### GOAL OF THE EXERCISE
Narrow the data below down to the lines containing "color".

(Saved data entries)
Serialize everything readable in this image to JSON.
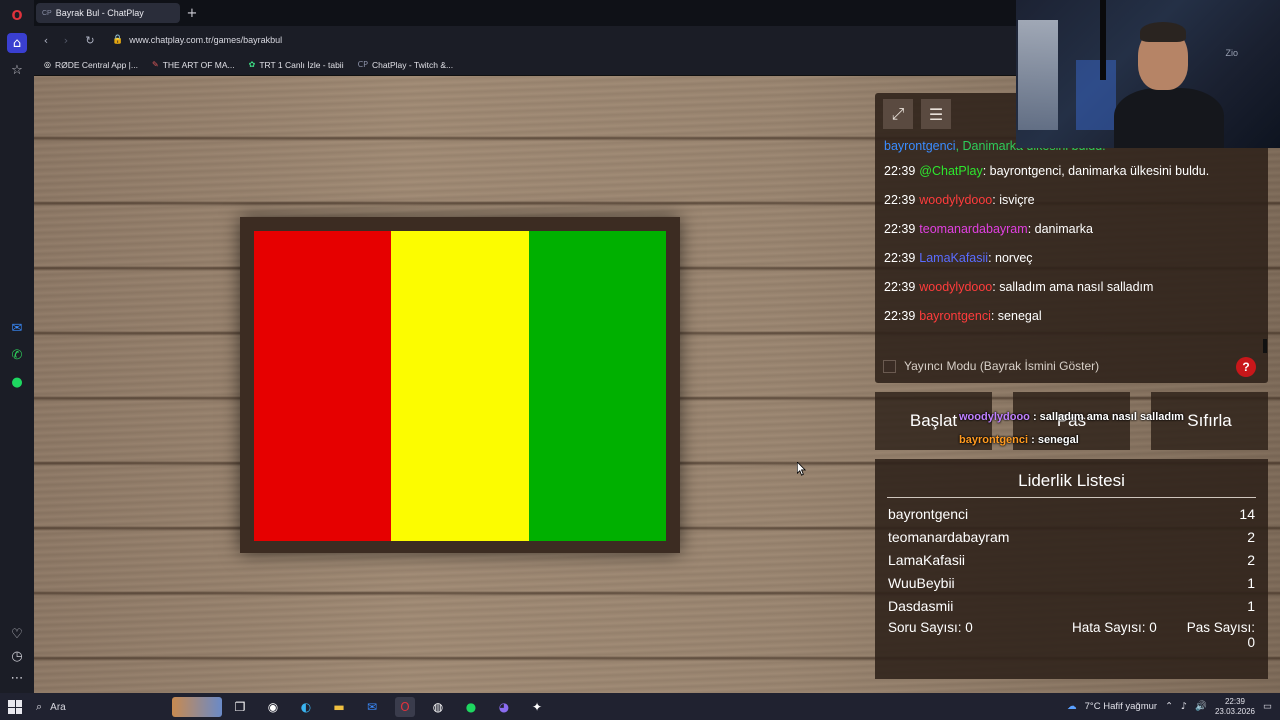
{
  "browser": {
    "tab_title": "Bayrak Bul - ChatPlay",
    "tab_favicon": "CP",
    "new_tab": "+",
    "url": "www.chatplay.com.tr/games/bayrakbul",
    "bookmarks": [
      {
        "label": "RØDE Central App |...",
        "icon": "rode-icon"
      },
      {
        "label": "THE ART OF MA...",
        "icon": "bookmark-icon"
      },
      {
        "label": "TRT 1 Canlı İzle - tabii",
        "icon": "trt-icon"
      },
      {
        "label": "ChatPlay - Twitch &...",
        "icon": "chatplay-icon"
      }
    ]
  },
  "flag": {
    "bands": [
      "#e60000",
      "#fcfc00",
      "#00b000"
    ]
  },
  "chat": {
    "first_line": {
      "user": "bayrontgenci",
      "text": ", Danimarka ülkesini buldu."
    },
    "messages": [
      {
        "time": "22:39",
        "user": "@ChatPlay",
        "color": "#2ee62e",
        "text": ": bayrontgenci, danimarka ülkesini buldu."
      },
      {
        "time": "22:39",
        "user": "woodylydooo",
        "color": "#ff3c3c",
        "text": ": isviçre"
      },
      {
        "time": "22:39",
        "user": "teomanardabayram",
        "color": "#e040e0",
        "text": ": danimarka"
      },
      {
        "time": "22:39",
        "user": "LamaKafasii",
        "color": "#5a6cff",
        "text": ": norveç"
      },
      {
        "time": "22:39",
        "user": "woodylydooo",
        "color": "#ff3c3c",
        "text": ": salladım ama nasıl salladım"
      },
      {
        "time": "22:39",
        "user": "bayrontgenci",
        "color": "#ff3c3c",
        "text": ": senegal"
      }
    ],
    "streamer_mode_label": "Yayıncı Modu (Bayrak İsmini Göster)",
    "help": "?"
  },
  "controls": {
    "start": "Başlat",
    "pass": "Pas",
    "reset": "Sıfırla"
  },
  "overlay": [
    {
      "user": "woodylydooo",
      "color": "#c080ff",
      "text": " : salladım ama nasıl salladım"
    },
    {
      "user": "bayrontgenci",
      "color": "#ff9a20",
      "text": " : senegal"
    }
  ],
  "leaderboard": {
    "title": "Liderlik Listesi",
    "rows": [
      {
        "name": "bayrontgenci",
        "score": "14"
      },
      {
        "name": "teomanardabayram",
        "score": "2"
      },
      {
        "name": "LamaKafasii",
        "score": "2"
      },
      {
        "name": "WuuBeybii",
        "score": "1"
      },
      {
        "name": "Dasdasmii",
        "score": "1"
      }
    ],
    "stats": {
      "questions": "Soru Sayısı: 0",
      "errors": "Hata Sayısı: 0",
      "passes": "Pas Sayısı: 0"
    }
  },
  "webcam": {
    "logo_text": "Zio"
  },
  "taskbar": {
    "search_label": "Ara",
    "weather": "7°C  Hafif yağmur",
    "time": "22:39",
    "date": "23.03.2026"
  }
}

### ANSWER
        "color": "#2ee62e",
        "color": "#ff3c3c",
        "color": "#e040e0",
        "color": "#5a6cff",
        "color": "#ff3c3c",
        "color": "#ff3c3c",
      "color": "#c080ff",
      "color": "#ff9a20",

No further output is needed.